Omit the pictures from the entries below and retype everything else exactly.

Source data:
--------------------------------------------------

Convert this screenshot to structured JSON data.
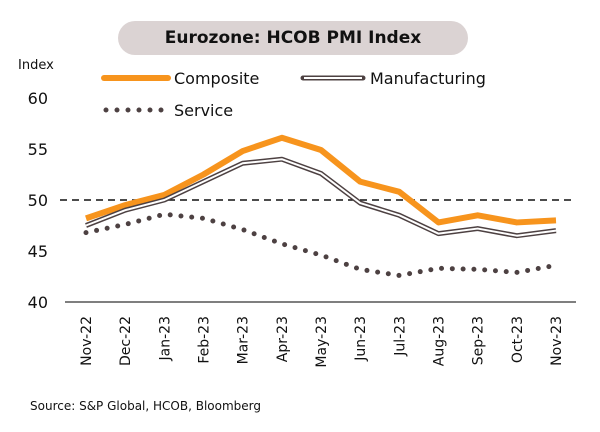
{
  "chart_data": {
    "type": "line",
    "title": "Eurozone: HCOB PMI Index",
    "ylabel": "Index",
    "xlabel": "",
    "ylim": [
      40,
      60
    ],
    "yticks": [
      40,
      45,
      50,
      55,
      60
    ],
    "reference_line": {
      "value": 50,
      "style": "dashed"
    },
    "categories": [
      "Nov-22",
      "Dec-22",
      "Jan-23",
      "Feb-23",
      "Mar-23",
      "Apr-23",
      "May-23",
      "Jun-23",
      "Jul-23",
      "Aug-23",
      "Sep-23",
      "Oct-23",
      "Nov-23"
    ],
    "series": [
      {
        "name": "Composite",
        "style": "solid-thick",
        "color": "#f7941d",
        "values": [
          48.2,
          49.5,
          50.5,
          52.5,
          54.8,
          56.1,
          54.9,
          51.8,
          50.8,
          47.8,
          48.5,
          47.8,
          48.0
        ]
      },
      {
        "name": "Manufacturing",
        "style": "double-outline",
        "color": "#4d4142",
        "values": [
          47.5,
          49.0,
          50.0,
          51.8,
          53.6,
          54.0,
          52.6,
          49.7,
          48.5,
          46.7,
          47.2,
          46.5,
          47.0
        ]
      },
      {
        "name": "Service",
        "style": "dotted",
        "color": "#4d4142",
        "values": [
          46.8,
          47.6,
          48.6,
          48.2,
          47.1,
          45.7,
          44.6,
          43.2,
          42.6,
          43.3,
          43.2,
          42.9,
          43.6
        ]
      }
    ],
    "legend": "top",
    "grid": false
  },
  "source": "Source: S&P Global, HCOB, Bloomberg"
}
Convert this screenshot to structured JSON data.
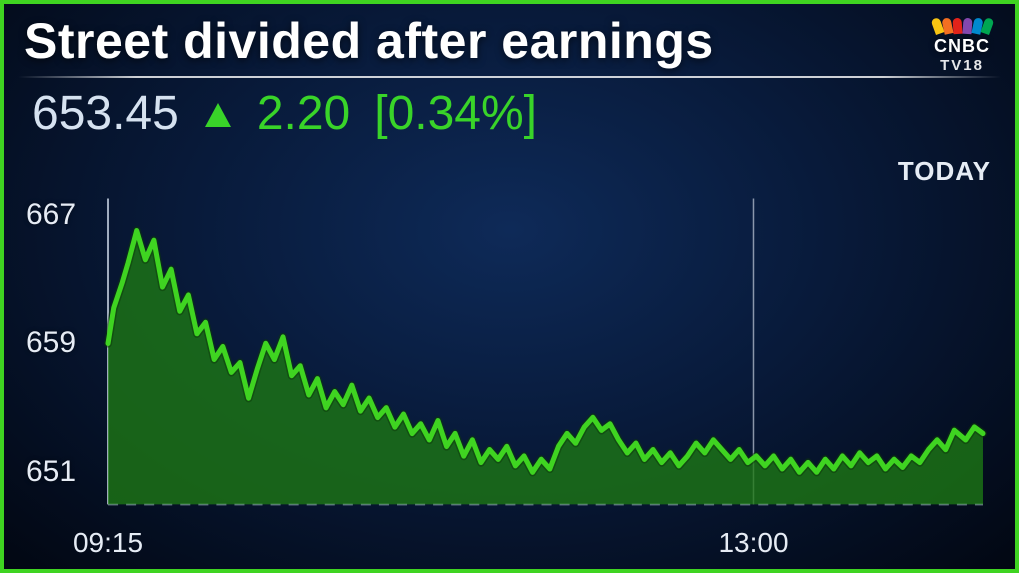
{
  "headline": "Street divided after earnings",
  "logo": {
    "text1": "CNBC",
    "text2": "TV18",
    "peacock_colors": [
      "#f8c513",
      "#f36f21",
      "#e2231a",
      "#8347ad",
      "#0089cf",
      "#00a651"
    ]
  },
  "quote": {
    "price": "653.45",
    "change": "2.20",
    "pct": "[0.34%]",
    "up_color": "#39d429",
    "text_color": "#d6e2f0"
  },
  "timeframe_label": "TODAY",
  "chart": {
    "type": "area",
    "ylim": [
      649,
      668
    ],
    "yticks": [
      667,
      659,
      651
    ],
    "xlim_minutes": [
      555,
      860
    ],
    "xticks": [
      {
        "minute": 555,
        "label": "09:15"
      },
      {
        "minute": 780,
        "label": "13:00"
      }
    ],
    "cursor_minute": 780,
    "line_color": "#3fd421",
    "line_width": 5,
    "fill_color": "#1e7a14",
    "fill_opacity": 0.78,
    "baseline_color": "#9fb1c8",
    "axis_color": "#c9d4e4",
    "label_fontsize": 30,
    "series": [
      [
        555,
        659.0
      ],
      [
        557,
        661.2
      ],
      [
        560,
        662.8
      ],
      [
        562,
        664.0
      ],
      [
        565,
        666.0
      ],
      [
        568,
        664.2
      ],
      [
        571,
        665.4
      ],
      [
        574,
        662.5
      ],
      [
        577,
        663.6
      ],
      [
        580,
        661.0
      ],
      [
        583,
        662.0
      ],
      [
        586,
        659.6
      ],
      [
        589,
        660.3
      ],
      [
        592,
        658.0
      ],
      [
        595,
        658.8
      ],
      [
        598,
        657.2
      ],
      [
        601,
        657.8
      ],
      [
        604,
        655.6
      ],
      [
        607,
        657.4
      ],
      [
        610,
        659.0
      ],
      [
        613,
        658.0
      ],
      [
        616,
        659.4
      ],
      [
        619,
        657.0
      ],
      [
        622,
        657.6
      ],
      [
        625,
        655.8
      ],
      [
        628,
        656.8
      ],
      [
        631,
        655.0
      ],
      [
        634,
        656.0
      ],
      [
        637,
        655.2
      ],
      [
        640,
        656.4
      ],
      [
        643,
        654.8
      ],
      [
        646,
        655.6
      ],
      [
        649,
        654.4
      ],
      [
        652,
        655.0
      ],
      [
        655,
        653.8
      ],
      [
        658,
        654.6
      ],
      [
        661,
        653.4
      ],
      [
        664,
        654.0
      ],
      [
        667,
        653.0
      ],
      [
        670,
        654.2
      ],
      [
        673,
        652.6
      ],
      [
        676,
        653.4
      ],
      [
        679,
        652.0
      ],
      [
        682,
        653.0
      ],
      [
        685,
        651.6
      ],
      [
        688,
        652.4
      ],
      [
        691,
        651.8
      ],
      [
        694,
        652.6
      ],
      [
        697,
        651.4
      ],
      [
        700,
        652.0
      ],
      [
        703,
        651.0
      ],
      [
        706,
        651.8
      ],
      [
        709,
        651.2
      ],
      [
        712,
        652.6
      ],
      [
        715,
        653.4
      ],
      [
        718,
        652.8
      ],
      [
        721,
        653.8
      ],
      [
        724,
        654.4
      ],
      [
        727,
        653.6
      ],
      [
        730,
        654.0
      ],
      [
        733,
        653.0
      ],
      [
        736,
        652.2
      ],
      [
        739,
        652.8
      ],
      [
        742,
        651.8
      ],
      [
        745,
        652.4
      ],
      [
        748,
        651.6
      ],
      [
        751,
        652.2
      ],
      [
        754,
        651.4
      ],
      [
        757,
        652.0
      ],
      [
        760,
        652.8
      ],
      [
        763,
        652.2
      ],
      [
        766,
        653.0
      ],
      [
        769,
        652.4
      ],
      [
        772,
        651.8
      ],
      [
        775,
        652.4
      ],
      [
        778,
        651.6
      ],
      [
        781,
        652.0
      ],
      [
        784,
        651.4
      ],
      [
        787,
        652.0
      ],
      [
        790,
        651.2
      ],
      [
        793,
        651.8
      ],
      [
        796,
        651.0
      ],
      [
        799,
        651.6
      ],
      [
        802,
        651.0
      ],
      [
        805,
        651.8
      ],
      [
        808,
        651.2
      ],
      [
        811,
        652.0
      ],
      [
        814,
        651.4
      ],
      [
        817,
        652.2
      ],
      [
        820,
        651.6
      ],
      [
        823,
        652.0
      ],
      [
        826,
        651.2
      ],
      [
        829,
        651.8
      ],
      [
        832,
        651.3
      ],
      [
        835,
        652.0
      ],
      [
        838,
        651.6
      ],
      [
        841,
        652.4
      ],
      [
        844,
        653.0
      ],
      [
        847,
        652.4
      ],
      [
        850,
        653.6
      ],
      [
        854,
        653.0
      ],
      [
        857,
        653.8
      ],
      [
        860,
        653.4
      ]
    ]
  },
  "colors": {
    "frame_border": "#3fd421",
    "bg_center": "#0e2a58",
    "bg_edge": "#020712",
    "text": "#e6ecf5"
  }
}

--------------------------------------------------

Reply:
Convert this screenshot to structured JSON data.
{
  "chart_data": {
    "type": "line",
    "title": "Eurozone: HCOB PMI Index",
    "ylabel": "Index",
    "xlabel": "",
    "ylim": [
      40,
      60
    ],
    "yticks": [
      40,
      45,
      50,
      55,
      60
    ],
    "reference_line": {
      "value": 50,
      "style": "dashed"
    },
    "categories": [
      "Nov-22",
      "Dec-22",
      "Jan-23",
      "Feb-23",
      "Mar-23",
      "Apr-23",
      "May-23",
      "Jun-23",
      "Jul-23",
      "Aug-23",
      "Sep-23",
      "Oct-23",
      "Nov-23"
    ],
    "series": [
      {
        "name": "Composite",
        "style": "solid-thick",
        "color": "#f7941d",
        "values": [
          48.2,
          49.5,
          50.5,
          52.5,
          54.8,
          56.1,
          54.9,
          51.8,
          50.8,
          47.8,
          48.5,
          47.8,
          48.0
        ]
      },
      {
        "name": "Manufacturing",
        "style": "double-outline",
        "color": "#4d4142",
        "values": [
          47.5,
          49.0,
          50.0,
          51.8,
          53.6,
          54.0,
          52.6,
          49.7,
          48.5,
          46.7,
          47.2,
          46.5,
          47.0
        ]
      },
      {
        "name": "Service",
        "style": "dotted",
        "color": "#4d4142",
        "values": [
          46.8,
          47.6,
          48.6,
          48.2,
          47.1,
          45.7,
          44.6,
          43.2,
          42.6,
          43.3,
          43.2,
          42.9,
          43.6
        ]
      }
    ],
    "legend": "top",
    "grid": false
  },
  "source": "Source: S&P Global, HCOB, Bloomberg"
}
Convert this screenshot to structured JSON data.
{
  "headline": "Street divided after earnings",
  "logo": {
    "text1": "CNBC",
    "text2": "TV18",
    "peacock_colors": [
      "#f8c513",
      "#f36f21",
      "#e2231a",
      "#8347ad",
      "#0089cf",
      "#00a651"
    ]
  },
  "quote": {
    "price": "653.45",
    "change": "2.20",
    "pct": "[0.34%]",
    "up_color": "#39d429",
    "text_color": "#d6e2f0"
  },
  "timeframe_label": "TODAY",
  "chart": {
    "type": "area",
    "ylim": [
      649,
      668
    ],
    "yticks": [
      667,
      659,
      651
    ],
    "xlim_minutes": [
      555,
      860
    ],
    "xticks": [
      {
        "minute": 555,
        "label": "09:15"
      },
      {
        "minute": 780,
        "label": "13:00"
      }
    ],
    "cursor_minute": 780,
    "line_color": "#3fd421",
    "line_width": 5,
    "fill_color": "#1e7a14",
    "fill_opacity": 0.78,
    "baseline_color": "#9fb1c8",
    "axis_color": "#c9d4e4",
    "label_fontsize": 30,
    "series": [
      [
        555,
        659.0
      ],
      [
        557,
        661.2
      ],
      [
        560,
        662.8
      ],
      [
        562,
        664.0
      ],
      [
        565,
        666.0
      ],
      [
        568,
        664.2
      ],
      [
        571,
        665.4
      ],
      [
        574,
        662.5
      ],
      [
        577,
        663.6
      ],
      [
        580,
        661.0
      ],
      [
        583,
        662.0
      ],
      [
        586,
        659.6
      ],
      [
        589,
        660.3
      ],
      [
        592,
        658.0
      ],
      [
        595,
        658.8
      ],
      [
        598,
        657.2
      ],
      [
        601,
        657.8
      ],
      [
        604,
        655.6
      ],
      [
        607,
        657.4
      ],
      [
        610,
        659.0
      ],
      [
        613,
        658.0
      ],
      [
        616,
        659.4
      ],
      [
        619,
        657.0
      ],
      [
        622,
        657.6
      ],
      [
        625,
        655.8
      ],
      [
        628,
        656.8
      ],
      [
        631,
        655.0
      ],
      [
        634,
        656.0
      ],
      [
        637,
        655.2
      ],
      [
        640,
        656.4
      ],
      [
        643,
        654.8
      ],
      [
        646,
        655.6
      ],
      [
        649,
        654.4
      ],
      [
        652,
        655.0
      ],
      [
        655,
        653.8
      ],
      [
        658,
        654.6
      ],
      [
        661,
        653.4
      ],
      [
        664,
        654.0
      ],
      [
        667,
        653.0
      ],
      [
        670,
        654.2
      ],
      [
        673,
        652.6
      ],
      [
        676,
        653.4
      ],
      [
        679,
        652.0
      ],
      [
        682,
        653.0
      ],
      [
        685,
        651.6
      ],
      [
        688,
        652.4
      ],
      [
        691,
        651.8
      ],
      [
        694,
        652.6
      ],
      [
        697,
        651.4
      ],
      [
        700,
        652.0
      ],
      [
        703,
        651.0
      ],
      [
        706,
        651.8
      ],
      [
        709,
        651.2
      ],
      [
        712,
        652.6
      ],
      [
        715,
        653.4
      ],
      [
        718,
        652.8
      ],
      [
        721,
        653.8
      ],
      [
        724,
        654.4
      ],
      [
        727,
        653.6
      ],
      [
        730,
        654.0
      ],
      [
        733,
        653.0
      ],
      [
        736,
        652.2
      ],
      [
        739,
        652.8
      ],
      [
        742,
        651.8
      ],
      [
        745,
        652.4
      ],
      [
        748,
        651.6
      ],
      [
        751,
        652.2
      ],
      [
        754,
        651.4
      ],
      [
        757,
        652.0
      ],
      [
        760,
        652.8
      ],
      [
        763,
        652.2
      ],
      [
        766,
        653.0
      ],
      [
        769,
        652.4
      ],
      [
        772,
        651.8
      ],
      [
        775,
        652.4
      ],
      [
        778,
        651.6
      ],
      [
        781,
        652.0
      ],
      [
        784,
        651.4
      ],
      [
        787,
        652.0
      ],
      [
        790,
        651.2
      ],
      [
        793,
        651.8
      ],
      [
        796,
        651.0
      ],
      [
        799,
        651.6
      ],
      [
        802,
        651.0
      ],
      [
        805,
        651.8
      ],
      [
        808,
        651.2
      ],
      [
        811,
        652.0
      ],
      [
        814,
        651.4
      ],
      [
        817,
        652.2
      ],
      [
        820,
        651.6
      ],
      [
        823,
        652.0
      ],
      [
        826,
        651.2
      ],
      [
        829,
        651.8
      ],
      [
        832,
        651.3
      ],
      [
        835,
        652.0
      ],
      [
        838,
        651.6
      ],
      [
        841,
        652.4
      ],
      [
        844,
        653.0
      ],
      [
        847,
        652.4
      ],
      [
        850,
        653.6
      ],
      [
        854,
        653.0
      ],
      [
        857,
        653.8
      ],
      [
        860,
        653.4
      ]
    ]
  },
  "colors": {
    "frame_border": "#3fd421",
    "bg_center": "#0e2a58",
    "bg_edge": "#020712",
    "text": "#e6ecf5"
  }
}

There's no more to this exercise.